§ DATA FOR THE TASK
[Start]

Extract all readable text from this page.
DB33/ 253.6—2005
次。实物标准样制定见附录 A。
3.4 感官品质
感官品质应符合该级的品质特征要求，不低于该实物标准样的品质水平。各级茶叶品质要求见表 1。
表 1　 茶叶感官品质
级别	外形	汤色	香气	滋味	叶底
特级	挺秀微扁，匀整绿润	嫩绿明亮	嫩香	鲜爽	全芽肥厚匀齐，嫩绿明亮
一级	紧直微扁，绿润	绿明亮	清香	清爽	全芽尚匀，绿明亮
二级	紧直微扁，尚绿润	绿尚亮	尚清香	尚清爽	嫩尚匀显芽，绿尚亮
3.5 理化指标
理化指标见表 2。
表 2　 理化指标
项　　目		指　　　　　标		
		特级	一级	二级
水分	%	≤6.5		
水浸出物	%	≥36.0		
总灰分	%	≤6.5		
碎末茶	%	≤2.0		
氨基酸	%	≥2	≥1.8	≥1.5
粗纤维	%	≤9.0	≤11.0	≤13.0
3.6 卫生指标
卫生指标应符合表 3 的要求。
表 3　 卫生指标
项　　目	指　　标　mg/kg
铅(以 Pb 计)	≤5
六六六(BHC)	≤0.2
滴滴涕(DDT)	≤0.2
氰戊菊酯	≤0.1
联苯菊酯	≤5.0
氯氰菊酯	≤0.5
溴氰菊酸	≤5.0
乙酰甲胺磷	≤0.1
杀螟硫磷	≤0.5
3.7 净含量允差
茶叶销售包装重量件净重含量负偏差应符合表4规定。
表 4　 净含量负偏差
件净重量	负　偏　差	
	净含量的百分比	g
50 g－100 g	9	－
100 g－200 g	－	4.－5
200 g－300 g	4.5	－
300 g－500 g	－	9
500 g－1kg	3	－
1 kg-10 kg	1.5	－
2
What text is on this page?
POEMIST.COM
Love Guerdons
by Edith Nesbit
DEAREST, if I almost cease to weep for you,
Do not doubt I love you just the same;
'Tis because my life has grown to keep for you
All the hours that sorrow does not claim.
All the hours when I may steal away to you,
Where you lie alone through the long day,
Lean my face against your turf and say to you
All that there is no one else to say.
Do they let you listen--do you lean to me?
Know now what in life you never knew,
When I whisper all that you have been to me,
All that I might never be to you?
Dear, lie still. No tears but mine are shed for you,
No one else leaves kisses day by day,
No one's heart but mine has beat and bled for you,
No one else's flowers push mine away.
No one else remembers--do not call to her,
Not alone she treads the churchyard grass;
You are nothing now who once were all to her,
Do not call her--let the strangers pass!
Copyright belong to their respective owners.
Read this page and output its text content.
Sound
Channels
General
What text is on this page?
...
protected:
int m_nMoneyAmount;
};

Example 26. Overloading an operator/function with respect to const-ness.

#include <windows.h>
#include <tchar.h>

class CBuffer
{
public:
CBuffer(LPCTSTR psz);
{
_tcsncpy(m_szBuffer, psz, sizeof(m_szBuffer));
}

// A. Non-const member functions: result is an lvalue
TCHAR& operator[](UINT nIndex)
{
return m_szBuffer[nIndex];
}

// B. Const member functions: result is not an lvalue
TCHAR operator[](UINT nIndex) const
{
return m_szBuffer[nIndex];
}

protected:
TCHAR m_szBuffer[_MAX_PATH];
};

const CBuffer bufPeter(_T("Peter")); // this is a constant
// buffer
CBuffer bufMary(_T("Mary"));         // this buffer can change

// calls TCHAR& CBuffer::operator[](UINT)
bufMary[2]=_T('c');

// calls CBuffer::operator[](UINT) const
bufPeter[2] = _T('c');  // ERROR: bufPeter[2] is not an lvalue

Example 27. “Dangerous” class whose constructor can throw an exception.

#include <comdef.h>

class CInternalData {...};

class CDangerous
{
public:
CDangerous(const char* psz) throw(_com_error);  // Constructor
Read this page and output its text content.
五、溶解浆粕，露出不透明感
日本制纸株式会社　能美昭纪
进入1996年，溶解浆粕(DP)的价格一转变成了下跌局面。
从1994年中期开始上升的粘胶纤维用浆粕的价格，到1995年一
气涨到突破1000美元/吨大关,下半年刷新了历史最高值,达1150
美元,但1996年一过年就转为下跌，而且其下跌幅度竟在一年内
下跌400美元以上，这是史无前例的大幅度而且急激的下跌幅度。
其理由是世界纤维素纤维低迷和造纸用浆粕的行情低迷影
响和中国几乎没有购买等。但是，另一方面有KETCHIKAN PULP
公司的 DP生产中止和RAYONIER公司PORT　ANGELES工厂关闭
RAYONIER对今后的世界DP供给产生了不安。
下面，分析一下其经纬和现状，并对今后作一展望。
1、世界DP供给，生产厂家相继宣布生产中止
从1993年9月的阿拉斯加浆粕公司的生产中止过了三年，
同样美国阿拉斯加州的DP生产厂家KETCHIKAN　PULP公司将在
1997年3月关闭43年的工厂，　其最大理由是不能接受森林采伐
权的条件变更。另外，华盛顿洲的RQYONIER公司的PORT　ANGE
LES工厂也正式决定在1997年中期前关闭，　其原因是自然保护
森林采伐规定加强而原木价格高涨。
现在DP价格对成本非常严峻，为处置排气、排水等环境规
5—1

[End]

§ SHORT TASK
The entries above must be returned in full, exactly as shown.

§ SOLUTION
Extract all readable text from this page.
DB33/ 253.6—2005
次。实物标准样制定见附录 A。
3.4 感官品质
感官品质应符合该级的品质特征要求，不低于该实物标准样的品质水平。各级茶叶品质要求见表 1。
表 1　 茶叶感官品质
级别	外形	汤色	香气	滋味	叶底
特级	挺秀微扁，匀整绿润	嫩绿明亮	嫩香	鲜爽	全芽肥厚匀齐，嫩绿明亮
一级	紧直微扁，绿润	绿明亮	清香	清爽	全芽尚匀，绿明亮
二级	紧直微扁，尚绿润	绿尚亮	尚清香	尚清爽	嫩尚匀显芽，绿尚亮
3.5 理化指标
理化指标见表 2。
表 2　 理化指标
项　　目		指　　　　　标		
		特级	一级	二级
水分	%	≤6.5		
水浸出物	%	≥36.0		
总灰分	%	≤6.5		
碎末茶	%	≤2.0		
氨基酸	%	≥2	≥1.8	≥1.5
粗纤维	%	≤9.0	≤11.0	≤13.0
3.6 卫生指标
卫生指标应符合表 3 的要求。
表 3　 卫生指标
项　　目	指　　标　mg/kg
铅(以 Pb 计)	≤5
六六六(BHC)	≤0.2
滴滴涕(DDT)	≤0.2
氰戊菊酯	≤0.1
联苯菊酯	≤5.0
氯氰菊酯	≤0.5
溴氰菊酸	≤5.0
乙酰甲胺磷	≤0.1
杀螟硫磷	≤0.5
3.7 净含量允差
茶叶销售包装重量件净重含量负偏差应符合表4规定。
表 4　 净含量负偏差
件净重量	负　偏　差	
	净含量的百分比	g
50 g－100 g	9	－
100 g－200 g	－	4.－5
200 g－300 g	4.5	－
300 g－500 g	－	9
500 g－1kg	3	－
1 kg-10 kg	1.5	－
2
What text is on this page?
POEMIST.COM
Love Guerdons
by Edith Nesbit
DEAREST, if I almost cease to weep for you,
Do not doubt I love you just the same;
'Tis because my life has grown to keep for you
All the hours that sorrow does not claim.
All the hours when I may steal away to you,
Where you lie alone through the long day,
Lean my face against your turf and say to you
All that there is no one else to say.
Do they let you listen--do you lean to me?
Know now what in life you never knew,
When I whisper all that you have been to me,
All that I might never be to you?
Dear, lie still. No tears but mine are shed for you,
No one else leaves kisses day by day,
No one's heart but mine has beat and bled for you,
No one else's flowers push mine away.
No one else remembers--do not call to her,
Not alone she treads the churchyard grass;
You are nothing now who once were all to her,
Do not call her--let the strangers pass!
Copyright belong to their respective owners.
Read this page and output its text content.
Sound
Channels
General
What text is on this page?
...
protected:
int m_nMoneyAmount;
};

Example 26. Overloading an operator/function with respect to const-ness.

#include <windows.h>
#include <tchar.h>

class CBuffer
{
public:
CBuffer(LPCTSTR psz);
{
_tcsncpy(m_szBuffer, psz, sizeof(m_szBuffer));
}

// A. Non-const member functions: result is an lvalue
TCHAR& operator[](UINT nIndex)
{
return m_szBuffer[nIndex];
}

// B. Const member functions: result is not an lvalue
TCHAR operator[](UINT nIndex) const
{
return m_szBuffer[nIndex];
}

protected:
TCHAR m_szBuffer[_MAX_PATH];
};

const CBuffer bufPeter(_T("Peter")); // this is a constant
// buffer
CBuffer bufMary(_T("Mary"));         // this buffer can change

// calls TCHAR& CBuffer::operator[](UINT)
bufMary[2]=_T('c');

// calls CBuffer::operator[](UINT) const
bufPeter[2] = _T('c');  // ERROR: bufPeter[2] is not an lvalue

Example 27. “Dangerous” class whose constructor can throw an exception.

#include <comdef.h>

class CInternalData {...};

class CDangerous
{
public:
CDangerous(const char* psz) throw(_com_error);  // Constructor
Read this page and output its text content.
五、溶解浆粕，露出不透明感
日本制纸株式会社　能美昭纪
进入1996年，溶解浆粕(DP)的价格一转变成了下跌局面。
从1994年中期开始上升的粘胶纤维用浆粕的价格，到1995年一
气涨到突破1000美元/吨大关,下半年刷新了历史最高值,达1150
美元,但1996年一过年就转为下跌，而且其下跌幅度竟在一年内
下跌400美元以上，这是史无前例的大幅度而且急激的下跌幅度。
其理由是世界纤维素纤维低迷和造纸用浆粕的行情低迷影
响和中国几乎没有购买等。但是，另一方面有KETCHIKAN PULP
公司的 DP生产中止和RAYONIER公司PORT　ANGELES工厂关闭
RAYONIER对今后的世界DP供给产生了不安。
下面，分析一下其经纬和现状，并对今后作一展望。
1、世界DP供给，生产厂家相继宣布生产中止
从1993年9月的阿拉斯加浆粕公司的生产中止过了三年，
同样美国阿拉斯加州的DP生产厂家KETCHIKAN　PULP公司将在
1997年3月关闭43年的工厂，　其最大理由是不能接受森林采伐
权的条件变更。另外，华盛顿洲的RQYONIER公司的PORT　ANGE
LES工厂也正式决定在1997年中期前关闭，　其原因是自然保护
森林采伐规定加强而原木价格高涨。
现在DP价格对成本非常严峻，为处置排气、排水等环境规
5—1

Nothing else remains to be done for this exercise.